- Set problem: The records below are to be quoted in full; please keep every word exact.

- Recorded information:
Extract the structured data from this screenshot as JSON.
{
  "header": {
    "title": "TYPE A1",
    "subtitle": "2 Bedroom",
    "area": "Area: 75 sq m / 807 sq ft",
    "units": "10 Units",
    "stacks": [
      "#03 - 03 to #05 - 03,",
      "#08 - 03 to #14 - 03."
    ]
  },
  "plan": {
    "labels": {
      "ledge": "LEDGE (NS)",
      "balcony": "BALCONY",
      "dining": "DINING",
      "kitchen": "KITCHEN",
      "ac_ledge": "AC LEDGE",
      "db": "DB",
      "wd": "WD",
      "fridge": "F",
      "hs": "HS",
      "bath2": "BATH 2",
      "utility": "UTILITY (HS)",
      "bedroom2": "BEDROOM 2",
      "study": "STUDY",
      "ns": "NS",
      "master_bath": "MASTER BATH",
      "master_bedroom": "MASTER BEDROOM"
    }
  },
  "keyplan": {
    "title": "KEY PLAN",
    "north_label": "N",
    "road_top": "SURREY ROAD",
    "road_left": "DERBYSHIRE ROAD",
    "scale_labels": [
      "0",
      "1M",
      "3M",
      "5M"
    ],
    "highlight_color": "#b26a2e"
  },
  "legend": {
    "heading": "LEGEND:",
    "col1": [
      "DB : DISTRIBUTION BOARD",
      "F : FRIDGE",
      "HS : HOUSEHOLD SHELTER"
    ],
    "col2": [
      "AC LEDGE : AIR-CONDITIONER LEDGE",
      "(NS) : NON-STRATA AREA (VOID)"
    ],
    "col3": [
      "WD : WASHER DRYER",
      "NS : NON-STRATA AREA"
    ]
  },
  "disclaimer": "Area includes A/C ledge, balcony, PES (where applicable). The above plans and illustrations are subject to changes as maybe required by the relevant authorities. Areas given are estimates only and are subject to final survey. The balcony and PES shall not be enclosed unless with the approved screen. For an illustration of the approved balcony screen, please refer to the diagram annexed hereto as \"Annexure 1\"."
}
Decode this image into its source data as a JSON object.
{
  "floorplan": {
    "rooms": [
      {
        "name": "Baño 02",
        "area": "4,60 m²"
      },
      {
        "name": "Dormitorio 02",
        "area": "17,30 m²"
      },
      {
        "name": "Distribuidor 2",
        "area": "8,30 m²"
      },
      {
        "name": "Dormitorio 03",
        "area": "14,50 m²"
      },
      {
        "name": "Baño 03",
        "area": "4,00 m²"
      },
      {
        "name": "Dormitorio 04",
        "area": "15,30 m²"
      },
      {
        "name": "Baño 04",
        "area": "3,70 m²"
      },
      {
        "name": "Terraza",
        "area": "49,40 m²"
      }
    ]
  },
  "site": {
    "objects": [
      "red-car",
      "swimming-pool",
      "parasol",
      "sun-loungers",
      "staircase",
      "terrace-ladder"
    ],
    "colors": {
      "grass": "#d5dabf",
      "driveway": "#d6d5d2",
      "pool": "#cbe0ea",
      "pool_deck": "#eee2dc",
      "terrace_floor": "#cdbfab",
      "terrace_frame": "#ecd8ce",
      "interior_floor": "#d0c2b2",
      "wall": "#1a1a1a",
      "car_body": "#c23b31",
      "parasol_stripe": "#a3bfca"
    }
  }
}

- Output of the exercise:
Extract the structured data from this screenshot as JSON.
{
  "header": {
    "title": "TYPE A1",
    "subtitle": "2 Bedroom",
    "area": "Area: 75 sq m / 807 sq ft",
    "units": "10 Units",
    "stacks": [
      "#03 - 03 to #05 - 03,",
      "#08 - 03 to #14 - 03."
    ]
  },
  "plan": {
    "labels": {
      "ledge": "LEDGE (NS)",
      "balcony": "BALCONY",
      "dining": "DINING",
      "kitchen": "KITCHEN",
      "ac_ledge": "AC LEDGE",
      "db": "DB",
      "wd": "WD",
      "fridge": "F",
      "hs": "HS",
      "bath2": "BATH 2",
      "utility": "UTILITY (HS)",
      "bedroom2": "BEDROOM 2",
      "study": "STUDY",
      "ns": "NS",
      "master_bath": "MASTER BATH",
      "master_bedroom": "MASTER BEDROOM"
    }
  },
  "keyplan": {
    "title": "KEY PLAN",
    "north_label": "N",
    "road_top": "SURREY ROAD",
    "road_left": "DERBYSHIRE ROAD",
    "scale_labels": [
      "0",
      "1M",
      "3M",
      "5M"
    ],
    "highlight_color": "#b26a2e"
  },
  "legend": {
    "heading": "LEGEND:",
    "col1": [
      "DB : DISTRIBUTION BOARD",
      "F : FRIDGE",
      "HS : HOUSEHOLD SHELTER"
    ],
    "col2": [
      "AC LEDGE : AIR-CONDITIONER LEDGE",
      "(NS) : NON-STRATA AREA (VOID)"
    ],
    "col3": [
      "WD : WASHER DRYER",
      "NS : NON-STRATA AREA"
    ]
  },
  "disclaimer": "Area includes A/C ledge, balcony, PES (where applicable). The above plans and illustrations are subject to changes as maybe required by the relevant authorities. Areas given are estimates only and are subject to final survey. The balcony and PES shall not be enclosed unless with the approved screen. For an illustration of the approved balcony screen, please refer to the diagram annexed hereto as \"Annexure 1\"."
}
Decode this image into its source data as a JSON object.
{
  "floorplan": {
    "rooms": [
      {
        "name": "Baño 02",
        "area": "4,60 m²"
      },
      {
        "name": "Dormitorio 02",
        "area": "17,30 m²"
      },
      {
        "name": "Distribuidor 2",
        "area": "8,30 m²"
      },
      {
        "name": "Dormitorio 03",
        "area": "14,50 m²"
      },
      {
        "name": "Baño 03",
        "area": "4,00 m²"
      },
      {
        "name": "Dormitorio 04",
        "area": "15,30 m²"
      },
      {
        "name": "Baño 04",
        "area": "3,70 m²"
      },
      {
        "name": "Terraza",
        "area": "49,40 m²"
      }
    ]
  },
  "site": {
    "objects": [
      "red-car",
      "swimming-pool",
      "parasol",
      "sun-loungers",
      "staircase",
      "terrace-ladder"
    ],
    "colors": {
      "grass": "#d5dabf",
      "driveway": "#d6d5d2",
      "pool": "#cbe0ea",
      "pool_deck": "#eee2dc",
      "terrace_floor": "#cdbfab",
      "terrace_frame": "#ecd8ce",
      "interior_floor": "#d0c2b2",
      "wall": "#1a1a1a",
      "car_body": "#c23b31",
      "parasol_stripe": "#a3bfca"
    }
  }
}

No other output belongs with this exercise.